-- Start of Provided entries --

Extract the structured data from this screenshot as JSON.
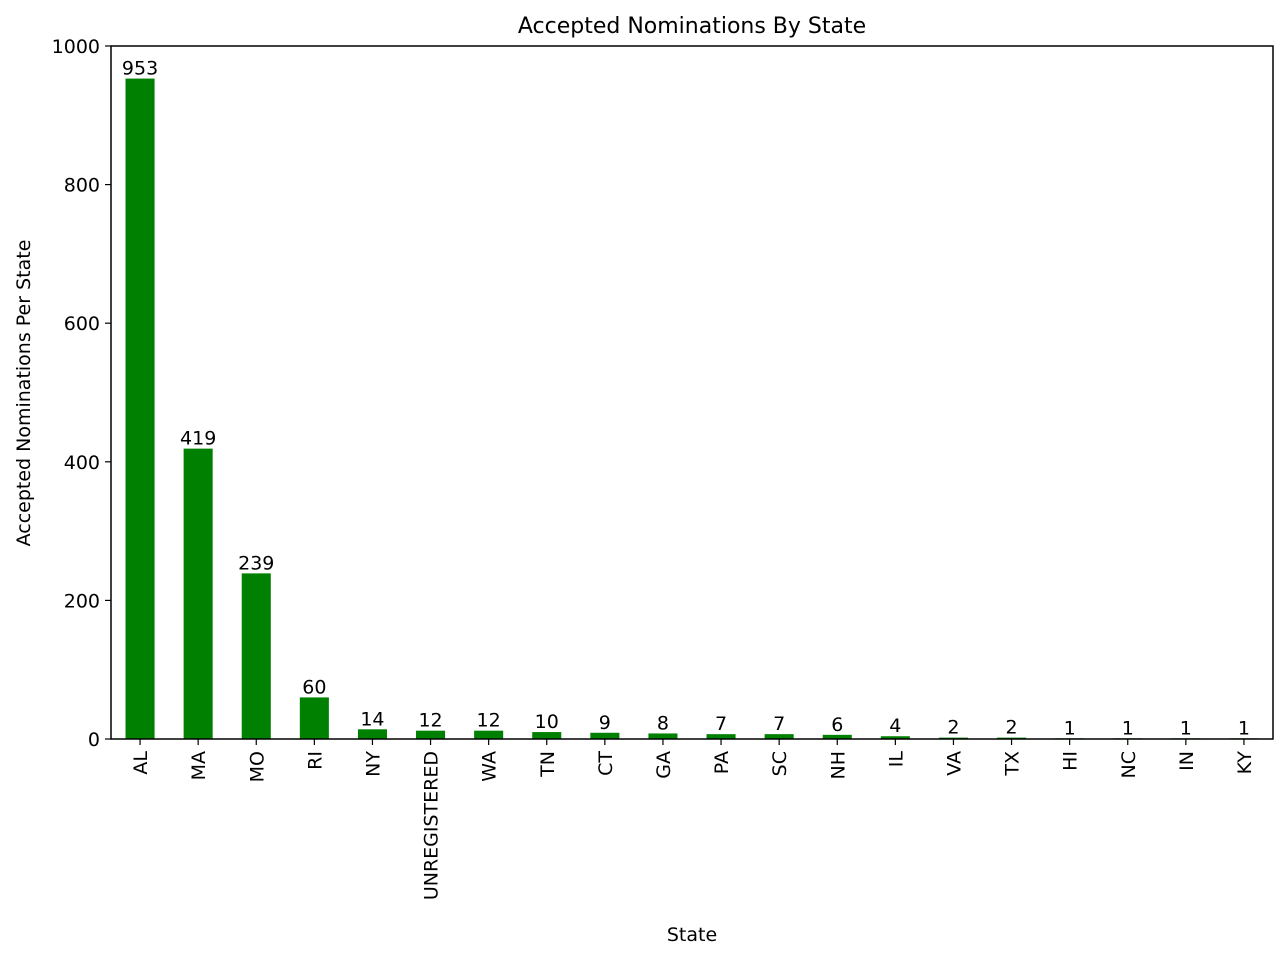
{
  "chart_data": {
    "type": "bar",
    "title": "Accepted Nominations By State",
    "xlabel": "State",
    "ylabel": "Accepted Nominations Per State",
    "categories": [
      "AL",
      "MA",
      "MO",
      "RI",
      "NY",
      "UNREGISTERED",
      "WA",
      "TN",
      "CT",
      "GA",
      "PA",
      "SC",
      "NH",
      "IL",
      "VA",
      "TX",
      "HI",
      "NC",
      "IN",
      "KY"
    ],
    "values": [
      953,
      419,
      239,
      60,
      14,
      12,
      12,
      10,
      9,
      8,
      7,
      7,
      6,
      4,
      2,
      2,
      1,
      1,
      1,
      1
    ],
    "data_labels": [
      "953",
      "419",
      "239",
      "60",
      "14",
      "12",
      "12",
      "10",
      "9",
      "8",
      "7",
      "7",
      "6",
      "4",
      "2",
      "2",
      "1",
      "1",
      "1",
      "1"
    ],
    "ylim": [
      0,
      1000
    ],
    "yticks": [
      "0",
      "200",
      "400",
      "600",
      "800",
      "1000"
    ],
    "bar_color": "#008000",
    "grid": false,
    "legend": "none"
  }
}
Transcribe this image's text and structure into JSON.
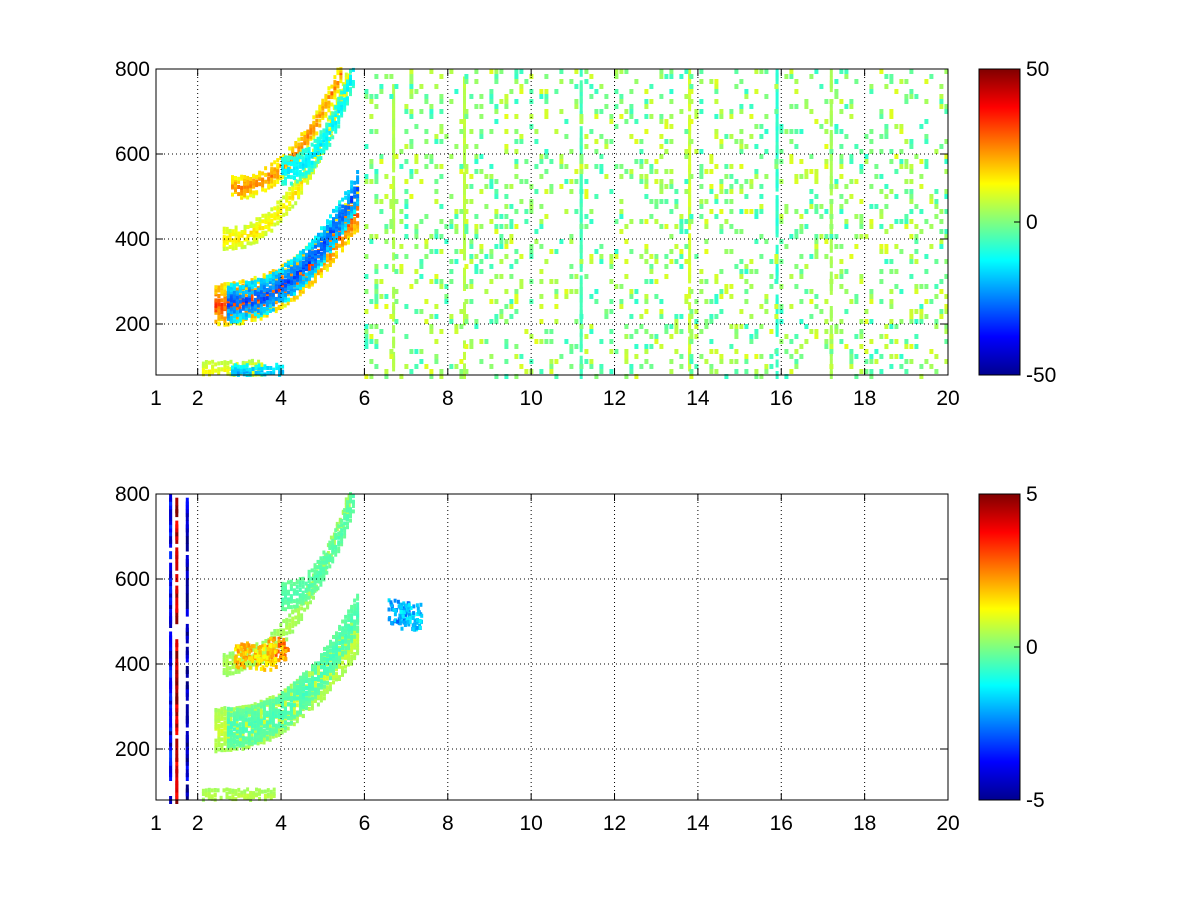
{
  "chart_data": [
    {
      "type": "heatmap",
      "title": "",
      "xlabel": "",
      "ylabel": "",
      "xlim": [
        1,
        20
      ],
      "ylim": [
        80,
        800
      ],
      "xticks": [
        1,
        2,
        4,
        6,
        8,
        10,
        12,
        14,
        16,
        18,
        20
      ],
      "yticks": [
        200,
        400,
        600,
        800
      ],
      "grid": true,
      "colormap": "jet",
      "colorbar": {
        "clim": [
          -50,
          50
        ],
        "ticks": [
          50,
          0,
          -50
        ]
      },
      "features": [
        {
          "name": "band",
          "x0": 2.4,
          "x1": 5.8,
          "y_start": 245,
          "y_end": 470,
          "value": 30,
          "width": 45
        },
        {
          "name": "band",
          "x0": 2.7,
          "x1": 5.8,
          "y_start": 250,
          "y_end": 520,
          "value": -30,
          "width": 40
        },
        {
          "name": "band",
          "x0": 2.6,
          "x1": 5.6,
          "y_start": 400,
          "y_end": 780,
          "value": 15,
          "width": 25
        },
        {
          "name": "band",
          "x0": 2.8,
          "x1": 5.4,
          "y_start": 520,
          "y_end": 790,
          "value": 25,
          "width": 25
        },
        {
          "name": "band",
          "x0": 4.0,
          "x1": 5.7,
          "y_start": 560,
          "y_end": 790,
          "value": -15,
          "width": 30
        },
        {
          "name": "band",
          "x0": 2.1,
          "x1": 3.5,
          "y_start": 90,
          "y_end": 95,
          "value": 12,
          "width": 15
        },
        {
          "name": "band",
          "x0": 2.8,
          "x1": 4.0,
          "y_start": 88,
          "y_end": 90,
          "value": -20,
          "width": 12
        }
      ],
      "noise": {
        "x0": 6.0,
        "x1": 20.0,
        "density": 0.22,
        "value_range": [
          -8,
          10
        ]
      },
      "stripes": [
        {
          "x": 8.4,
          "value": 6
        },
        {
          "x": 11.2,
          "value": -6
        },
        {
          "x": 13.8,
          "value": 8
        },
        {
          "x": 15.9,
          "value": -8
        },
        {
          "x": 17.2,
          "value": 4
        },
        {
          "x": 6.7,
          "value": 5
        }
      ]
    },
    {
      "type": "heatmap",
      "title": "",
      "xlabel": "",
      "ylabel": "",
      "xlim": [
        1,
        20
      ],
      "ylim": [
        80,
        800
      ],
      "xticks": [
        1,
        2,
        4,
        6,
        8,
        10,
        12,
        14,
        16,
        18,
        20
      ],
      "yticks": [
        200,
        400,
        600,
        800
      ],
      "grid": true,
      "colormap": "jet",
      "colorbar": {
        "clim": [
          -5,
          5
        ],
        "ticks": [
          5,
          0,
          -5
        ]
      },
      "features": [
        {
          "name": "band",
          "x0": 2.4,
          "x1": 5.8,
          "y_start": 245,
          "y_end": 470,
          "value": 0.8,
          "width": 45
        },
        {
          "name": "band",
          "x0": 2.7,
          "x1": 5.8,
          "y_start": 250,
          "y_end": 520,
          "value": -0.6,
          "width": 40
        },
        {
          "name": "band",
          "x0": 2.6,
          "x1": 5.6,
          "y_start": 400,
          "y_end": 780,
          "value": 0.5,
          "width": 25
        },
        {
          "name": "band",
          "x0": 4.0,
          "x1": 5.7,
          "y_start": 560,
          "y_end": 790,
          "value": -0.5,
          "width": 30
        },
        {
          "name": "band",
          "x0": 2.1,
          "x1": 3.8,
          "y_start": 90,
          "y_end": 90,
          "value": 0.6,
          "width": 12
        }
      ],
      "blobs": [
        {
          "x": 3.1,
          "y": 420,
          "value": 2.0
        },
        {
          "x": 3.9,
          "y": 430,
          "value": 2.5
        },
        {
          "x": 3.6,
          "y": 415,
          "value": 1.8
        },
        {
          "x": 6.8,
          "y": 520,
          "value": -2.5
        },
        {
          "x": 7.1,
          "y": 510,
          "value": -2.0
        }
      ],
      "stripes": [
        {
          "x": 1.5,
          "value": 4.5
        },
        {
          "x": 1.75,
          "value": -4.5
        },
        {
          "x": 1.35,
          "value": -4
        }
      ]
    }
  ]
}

-- End of Provided entries --

Work to do:
Return every line of the records exactly as given, pictures excluded.

Written answer:
Extract the structured data from this screenshot as JSON.
{
  "chart_data": {
    "type": "bar",
    "title": "Accepted Nominations By State",
    "xlabel": "State",
    "ylabel": "Accepted Nominations Per State",
    "categories": [
      "AL",
      "MA",
      "MO",
      "RI",
      "NY",
      "UNREGISTERED",
      "WA",
      "TN",
      "CT",
      "GA",
      "PA",
      "SC",
      "NH",
      "IL",
      "VA",
      "TX",
      "HI",
      "NC",
      "IN",
      "KY"
    ],
    "values": [
      953,
      419,
      239,
      60,
      14,
      12,
      12,
      10,
      9,
      8,
      7,
      7,
      6,
      4,
      2,
      2,
      1,
      1,
      1,
      1
    ],
    "data_labels": [
      "953",
      "419",
      "239",
      "60",
      "14",
      "12",
      "12",
      "10",
      "9",
      "8",
      "7",
      "7",
      "6",
      "4",
      "2",
      "2",
      "1",
      "1",
      "1",
      "1"
    ],
    "ylim": [
      0,
      1000
    ],
    "yticks": [
      "0",
      "200",
      "400",
      "600",
      "800",
      "1000"
    ],
    "bar_color": "#008000",
    "grid": false,
    "legend": "none"
  }
}
Transcribe this image's text and structure into JSON.
{
  "chart_data": [
    {
      "type": "heatmap",
      "title": "",
      "xlabel": "",
      "ylabel": "",
      "xlim": [
        1,
        20
      ],
      "ylim": [
        80,
        800
      ],
      "xticks": [
        1,
        2,
        4,
        6,
        8,
        10,
        12,
        14,
        16,
        18,
        20
      ],
      "yticks": [
        200,
        400,
        600,
        800
      ],
      "grid": true,
      "colormap": "jet",
      "colorbar": {
        "clim": [
          -50,
          50
        ],
        "ticks": [
          50,
          0,
          -50
        ]
      },
      "features": [
        {
          "name": "band",
          "x0": 2.4,
          "x1": 5.8,
          "y_start": 245,
          "y_end": 470,
          "value": 30,
          "width": 45
        },
        {
          "name": "band",
          "x0": 2.7,
          "x1": 5.8,
          "y_start": 250,
          "y_end": 520,
          "value": -30,
          "width": 40
        },
        {
          "name": "band",
          "x0": 2.6,
          "x1": 5.6,
          "y_start": 400,
          "y_end": 780,
          "value": 15,
          "width": 25
        },
        {
          "name": "band",
          "x0": 2.8,
          "x1": 5.4,
          "y_start": 520,
          "y_end": 790,
          "value": 25,
          "width": 25
        },
        {
          "name": "band",
          "x0": 4.0,
          "x1": 5.7,
          "y_start": 560,
          "y_end": 790,
          "value": -15,
          "width": 30
        },
        {
          "name": "band",
          "x0": 2.1,
          "x1": 3.5,
          "y_start": 90,
          "y_end": 95,
          "value": 12,
          "width": 15
        },
        {
          "name": "band",
          "x0": 2.8,
          "x1": 4.0,
          "y_start": 88,
          "y_end": 90,
          "value": -20,
          "width": 12
        }
      ],
      "noise": {
        "x0": 6.0,
        "x1": 20.0,
        "density": 0.22,
        "value_range": [
          -8,
          10
        ]
      },
      "stripes": [
        {
          "x": 8.4,
          "value": 6
        },
        {
          "x": 11.2,
          "value": -6
        },
        {
          "x": 13.8,
          "value": 8
        },
        {
          "x": 15.9,
          "value": -8
        },
        {
          "x": 17.2,
          "value": 4
        },
        {
          "x": 6.7,
          "value": 5
        }
      ]
    },
    {
      "type": "heatmap",
      "title": "",
      "xlabel": "",
      "ylabel": "",
      "xlim": [
        1,
        20
      ],
      "ylim": [
        80,
        800
      ],
      "xticks": [
        1,
        2,
        4,
        6,
        8,
        10,
        12,
        14,
        16,
        18,
        20
      ],
      "yticks": [
        200,
        400,
        600,
        800
      ],
      "grid": true,
      "colormap": "jet",
      "colorbar": {
        "clim": [
          -5,
          5
        ],
        "ticks": [
          5,
          0,
          -5
        ]
      },
      "features": [
        {
          "name": "band",
          "x0": 2.4,
          "x1": 5.8,
          "y_start": 245,
          "y_end": 470,
          "value": 0.8,
          "width": 45
        },
        {
          "name": "band",
          "x0": 2.7,
          "x1": 5.8,
          "y_start": 250,
          "y_end": 520,
          "value": -0.6,
          "width": 40
        },
        {
          "name": "band",
          "x0": 2.6,
          "x1": 5.6,
          "y_start": 400,
          "y_end": 780,
          "value": 0.5,
          "width": 25
        },
        {
          "name": "band",
          "x0": 4.0,
          "x1": 5.7,
          "y_start": 560,
          "y_end": 790,
          "value": -0.5,
          "width": 30
        },
        {
          "name": "band",
          "x0": 2.1,
          "x1": 3.8,
          "y_start": 90,
          "y_end": 90,
          "value": 0.6,
          "width": 12
        }
      ],
      "blobs": [
        {
          "x": 3.1,
          "y": 420,
          "value": 2.0
        },
        {
          "x": 3.9,
          "y": 430,
          "value": 2.5
        },
        {
          "x": 3.6,
          "y": 415,
          "value": 1.8
        },
        {
          "x": 6.8,
          "y": 520,
          "value": -2.5
        },
        {
          "x": 7.1,
          "y": 510,
          "value": -2.0
        }
      ],
      "stripes": [
        {
          "x": 1.5,
          "value": 4.5
        },
        {
          "x": 1.75,
          "value": -4.5
        },
        {
          "x": 1.35,
          "value": -4
        }
      ]
    }
  ]
}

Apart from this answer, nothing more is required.